Print, word for word, the part of the metrics page below that runs between "This metric provides" and "contents to destinations)", inclusive.

#### PAGE EXCERPT

***

Metrics

The following metrics are under development (or being planned).

Each of the above is a metric design, which is primarily represented in the Metrics Operator code. However, within each design there are different families of metrics (e.g., storage, network, performance, simulation) shown in the table below as the “Family” column. We likely will tweak and improve upon these categories.

Implemented Metrics

Each metric has a link to the type, along with (optionally) examples. These sections will better be organized by family once we decide on a more final set.

Performance

These metrics are intended to assess application performance, where they run alongside an application of interest.

perf-hpctoolkit

This metric provides HPCToolkit for your application to use. This is the first metric of its type to use a shared volume approach. Specifically, we:

  • add a new ability for an application metric to define an empty volume, and have the metrics container copy stuff to it

  • also add an ability for this kind of application metric to customize the application entrypoint (e.g., copy volume contents to destinations)

  • build a spack copy view into the hpctoolkit metrics container

  • move the /opt/software and /opt/views/view roots into the application container, this is a modular install of HPCToolkit.

  • copy over /opt/share/software (provided via the shared empty volume) to /opt/software`` where spack expects it. We also add /opt/share/view/bin` to the path (where hpcrun is)

After those steps are done, HPCToolkit is essentially installed, on the fly, in the application container. Since the hpcrun command is using LD_AUDIT we need all libraries to be in the same system (the shared process namespace would not work). We can then run it, and generate a database. Here is an example given hpctoolkit-lmp-measurements in the present working directory of the container.

***

#### RECORDED INFORMATION

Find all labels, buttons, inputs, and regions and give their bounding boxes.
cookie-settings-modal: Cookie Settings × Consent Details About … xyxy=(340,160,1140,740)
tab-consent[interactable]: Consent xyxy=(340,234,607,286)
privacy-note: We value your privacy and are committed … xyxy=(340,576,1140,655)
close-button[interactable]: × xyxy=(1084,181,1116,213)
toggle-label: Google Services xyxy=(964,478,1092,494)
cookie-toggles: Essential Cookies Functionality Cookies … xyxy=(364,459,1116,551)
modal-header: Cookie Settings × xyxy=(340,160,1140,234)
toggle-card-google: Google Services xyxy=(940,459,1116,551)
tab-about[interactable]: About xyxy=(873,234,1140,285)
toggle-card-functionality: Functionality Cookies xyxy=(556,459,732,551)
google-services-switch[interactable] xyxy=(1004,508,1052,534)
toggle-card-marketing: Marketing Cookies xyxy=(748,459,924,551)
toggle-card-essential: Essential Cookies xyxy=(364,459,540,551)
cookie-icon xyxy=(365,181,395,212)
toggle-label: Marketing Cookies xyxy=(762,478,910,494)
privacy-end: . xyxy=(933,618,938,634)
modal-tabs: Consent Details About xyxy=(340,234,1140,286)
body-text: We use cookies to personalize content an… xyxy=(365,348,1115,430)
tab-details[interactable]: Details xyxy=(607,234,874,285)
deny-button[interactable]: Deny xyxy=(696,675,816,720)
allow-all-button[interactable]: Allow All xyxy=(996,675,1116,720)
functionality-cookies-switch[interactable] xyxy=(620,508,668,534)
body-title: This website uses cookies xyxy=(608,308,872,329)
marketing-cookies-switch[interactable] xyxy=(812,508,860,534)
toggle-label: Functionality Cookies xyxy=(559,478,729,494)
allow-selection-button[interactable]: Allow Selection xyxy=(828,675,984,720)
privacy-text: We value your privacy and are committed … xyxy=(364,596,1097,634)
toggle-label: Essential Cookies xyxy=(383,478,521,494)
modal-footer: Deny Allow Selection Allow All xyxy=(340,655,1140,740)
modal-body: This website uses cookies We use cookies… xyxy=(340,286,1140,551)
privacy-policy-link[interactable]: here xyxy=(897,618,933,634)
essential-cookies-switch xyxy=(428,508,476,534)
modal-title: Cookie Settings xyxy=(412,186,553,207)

***

#### SOLUTION TO THE PROBLEM
This metric provides HPCToolkit for your application to use. This is the first metric of its type to use a shared volume approach. Specifically, we:

  • add a new ability for an application metric to define an empty volume, and have the metrics container copy stuff to it

  • also add an ability for this kind of application metric to customize the application entrypoint (e.g., copy volume contents to destinations)